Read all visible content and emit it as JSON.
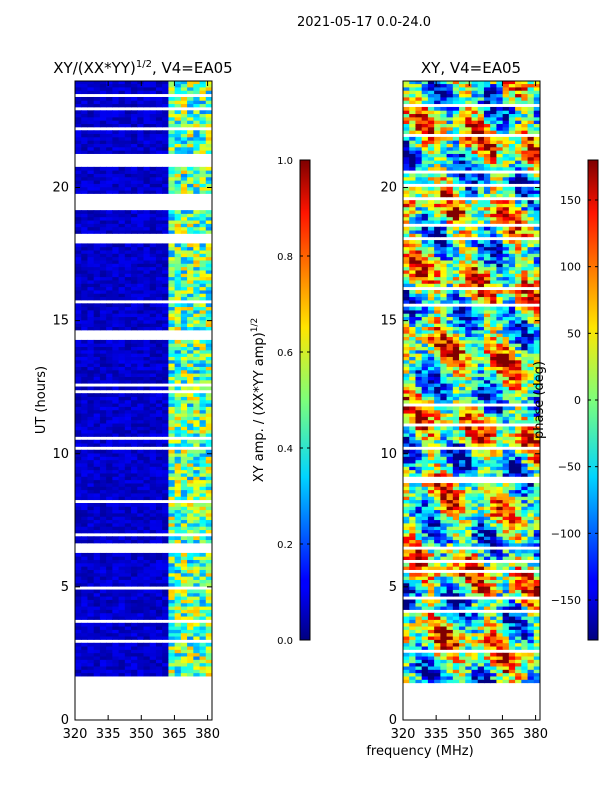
{
  "figure": {
    "suptitle": "2021-05-17 0.0-24.0",
    "xlabel_shared": "frequency (MHz)"
  },
  "chart_data": [
    {
      "type": "heatmap",
      "title": "XY/(XX*YY)^1/2, V4=EA05",
      "title_main": "XY/(XX*YY)",
      "title_sup": "1/2",
      "title_rest": ", V4=EA05",
      "xlabel": "",
      "ylabel": "UT (hours)",
      "xlim": [
        320,
        382
      ],
      "ylim": [
        0,
        24
      ],
      "xticks": [
        320,
        335,
        350,
        365,
        380
      ],
      "yticks": [
        0,
        5,
        10,
        15,
        20
      ],
      "data_extent": {
        "x": [
          320,
          382
        ],
        "y": [
          1.4,
          24
        ]
      },
      "gap_rows_hours": [
        [
          21.2,
          20.7
        ],
        [
          19.7,
          19.1
        ],
        [
          18.2,
          17.9
        ],
        [
          14.5,
          14.2
        ],
        [
          6.6,
          6.3
        ],
        [
          2.9,
          2.8
        ],
        [
          1.6,
          1.4
        ]
      ],
      "bright_channel_band_mhz": [
        360,
        380
      ],
      "colorbar": {
        "label": "XY amp. / (XX*YY amp)^1/2",
        "label_main": "XY amp. / (XX*YY amp)",
        "label_sup": "1/2",
        "range": [
          0.0,
          1.0
        ],
        "ticks": [
          "0.0",
          "0.2",
          "0.4",
          "0.6",
          "0.8",
          "1.0"
        ],
        "tick_values": [
          0.0,
          0.2,
          0.4,
          0.6,
          0.8,
          1.0
        ],
        "colormap": "jet"
      }
    },
    {
      "type": "heatmap",
      "title": "XY, V4=EA05",
      "xlabel": "frequency (MHz)",
      "ylabel": "",
      "xlim": [
        320,
        382
      ],
      "ylim": [
        0,
        24
      ],
      "xticks": [
        320,
        335,
        350,
        365,
        380
      ],
      "yticks": [
        0,
        5,
        10,
        15,
        20
      ],
      "data_extent": {
        "x": [
          320,
          382
        ],
        "y": [
          1.4,
          24
        ]
      },
      "colorbar": {
        "label": "phase (deg)",
        "range": [
          -180,
          180
        ],
        "ticks": [
          "150",
          "100",
          "50",
          "0",
          "−50",
          "−100",
          "−150"
        ],
        "tick_values": [
          150,
          100,
          50,
          0,
          -50,
          -100,
          -150
        ],
        "colormap": "jet"
      }
    }
  ]
}
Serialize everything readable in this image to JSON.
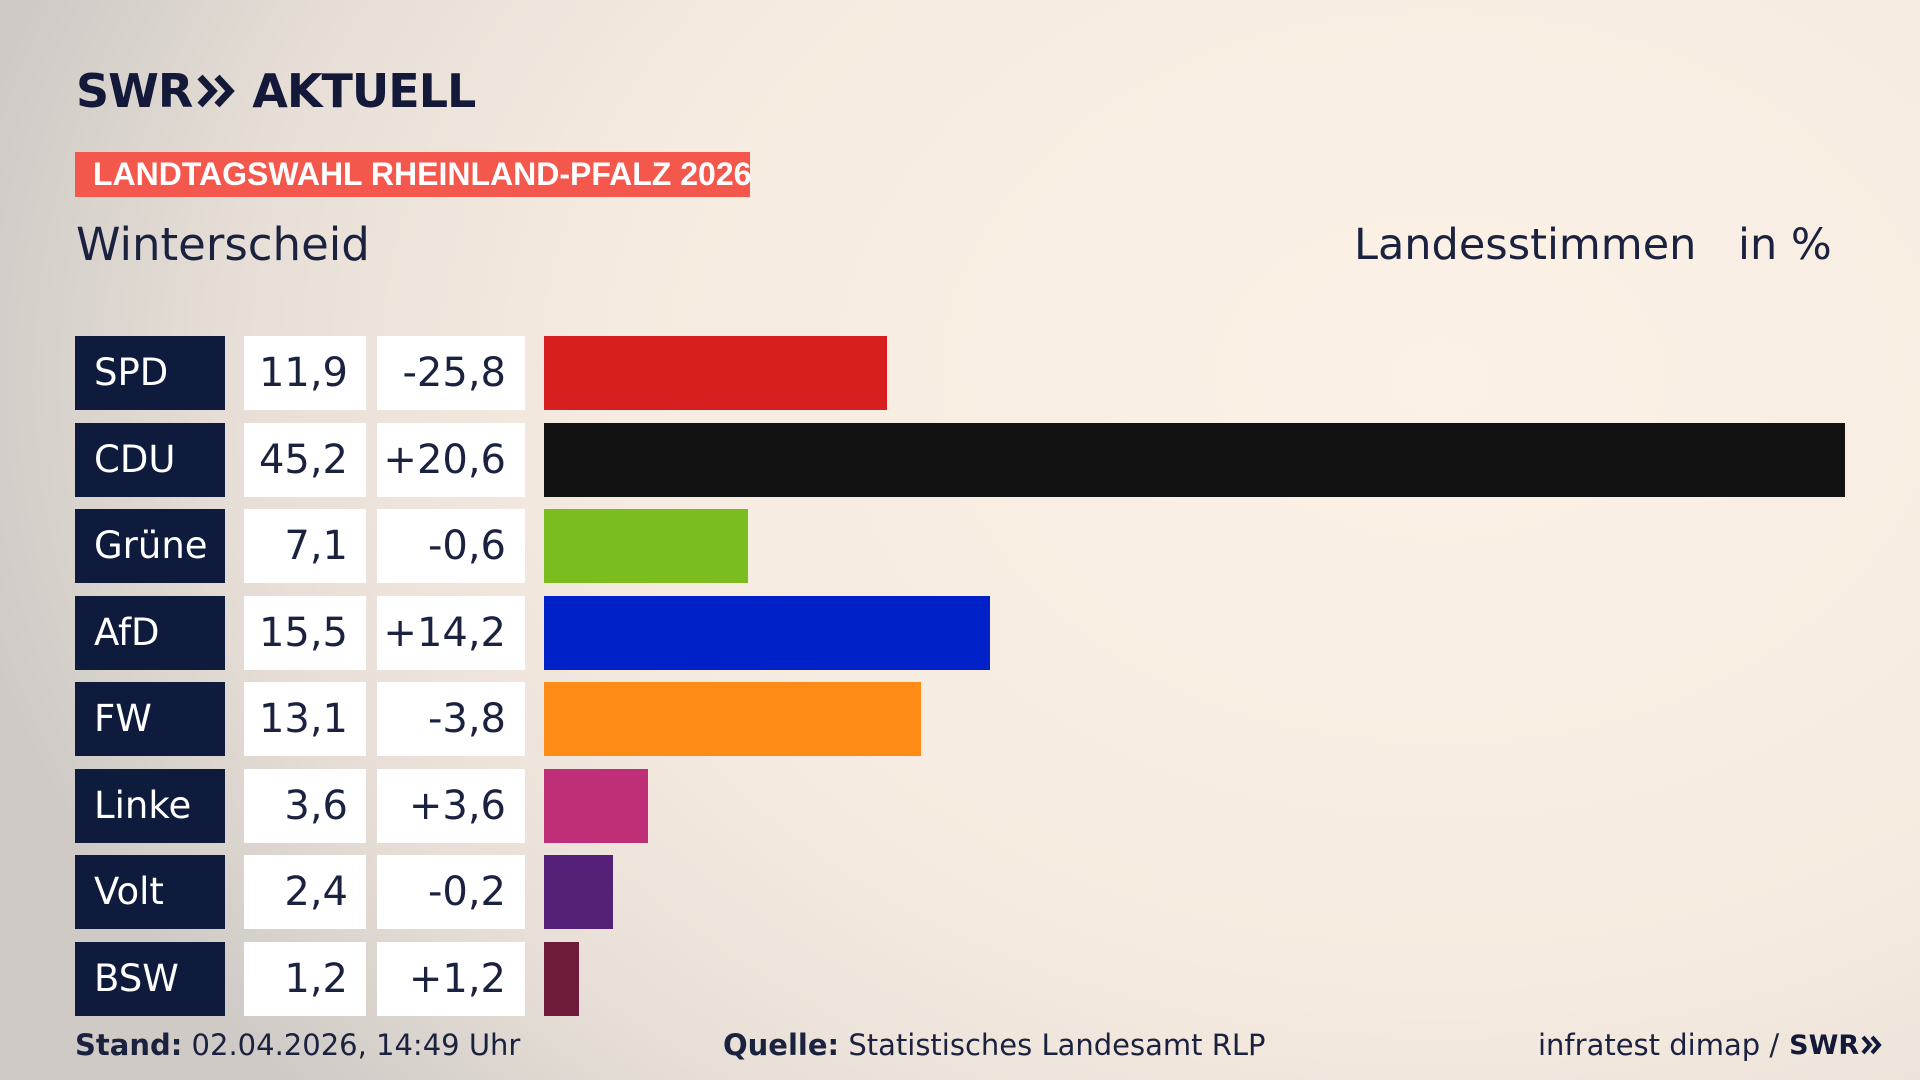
{
  "header": {
    "logo_swr": "SWR",
    "logo_aktuell": "AKTUELL",
    "tag": "LANDTAGSWAHL RHEINLAND-PFALZ 2026",
    "place": "Winterscheid",
    "measure": "Landesstimmen",
    "unit": "in %"
  },
  "chart_data": {
    "type": "bar",
    "orientation": "horizontal",
    "title": "Winterscheid",
    "categories": [
      "SPD",
      "CDU",
      "Grüne",
      "AfD",
      "FW",
      "Linke",
      "Volt",
      "BSW"
    ],
    "series": [
      {
        "name": "Landesstimmen",
        "values": [
          11.9,
          45.2,
          7.1,
          15.5,
          13.1,
          3.6,
          2.4,
          1.2
        ]
      }
    ],
    "value_labels": [
      "11,9",
      "45,2",
      "7,1",
      "15,5",
      "13,1",
      "3,6",
      "2,4",
      "1,2"
    ],
    "diff_labels": [
      "-25,8",
      "+20,6",
      "-0,6",
      "+14,2",
      "-3,8",
      "+3,6",
      "-0,2",
      "+1,2"
    ],
    "colors": [
      "#d71f20",
      "#121212",
      "#7bbc1f",
      "#0021c8",
      "#ff8b17",
      "#be2f78",
      "#552178",
      "#6d1a3b"
    ],
    "xlim": [
      0,
      45.2
    ],
    "grid": false,
    "legend": "none"
  },
  "footer": {
    "stand_label": "Stand:",
    "stand_value": "02.04.2026, 14:49 Uhr",
    "source_label": "Quelle:",
    "source_value": "Statistisches Landesamt RLP",
    "credit": "infratest dimap /",
    "credit_logo": "SWR"
  }
}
◇ ◇ ◇ ◇ ◇ ◇ ◇
▶ [EXERCISE PROMPT]: Copy out all lines from the material above that contain the string "frequency".

▶ [WORKED SOLUTION]:
    "xlabel_shared": "frequency (MHz)"
      "xlabel": "frequency (MHz)",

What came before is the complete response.